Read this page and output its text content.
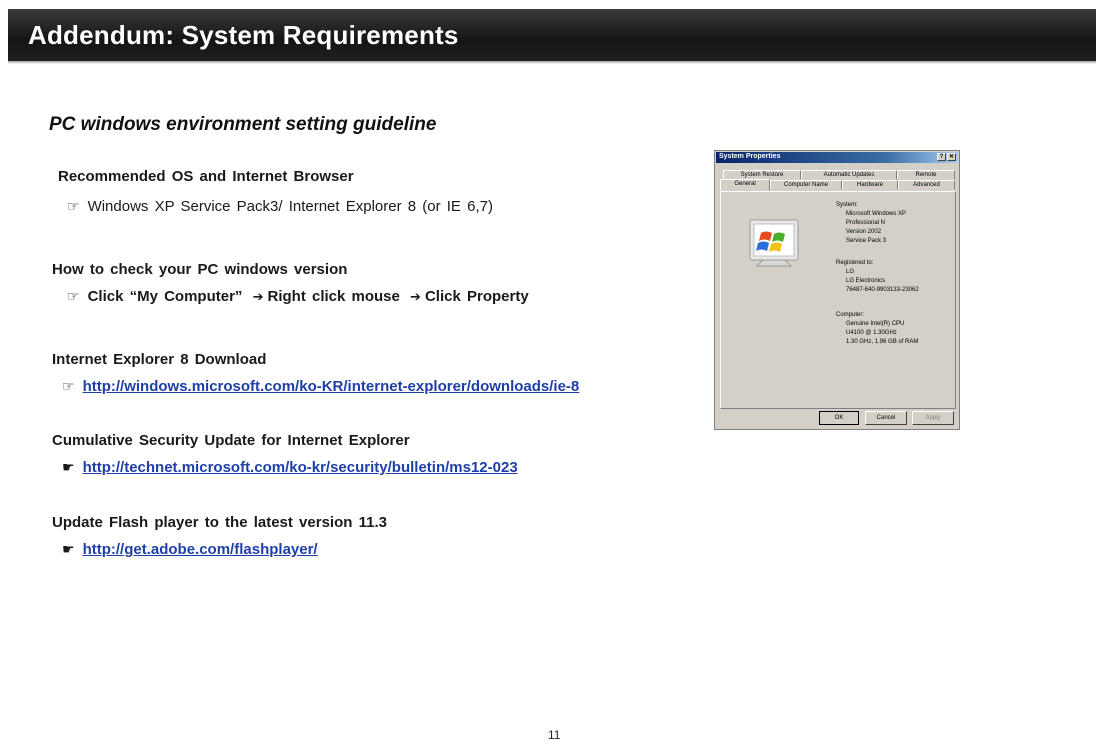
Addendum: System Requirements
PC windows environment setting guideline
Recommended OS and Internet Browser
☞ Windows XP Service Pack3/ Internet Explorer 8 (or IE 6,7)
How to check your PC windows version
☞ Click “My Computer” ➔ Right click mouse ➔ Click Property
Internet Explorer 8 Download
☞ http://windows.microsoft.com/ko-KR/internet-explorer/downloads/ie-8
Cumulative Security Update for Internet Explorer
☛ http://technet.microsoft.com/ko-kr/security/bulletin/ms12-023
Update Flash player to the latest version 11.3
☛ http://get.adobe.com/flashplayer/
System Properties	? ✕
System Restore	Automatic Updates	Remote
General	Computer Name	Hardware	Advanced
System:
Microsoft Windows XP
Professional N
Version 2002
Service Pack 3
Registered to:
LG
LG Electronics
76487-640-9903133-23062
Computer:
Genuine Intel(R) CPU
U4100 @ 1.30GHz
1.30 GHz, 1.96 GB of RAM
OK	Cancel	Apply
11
___
◆ PROBLEM DETAILS ◆
Check all the records above and select each line where the string "Computer" is found.

◆ RESULT ◆
☞ Click “My Computer” ➔ Right click mouse ➔ Click Property
General	Computer Name	Hardware	Advanced
Computer:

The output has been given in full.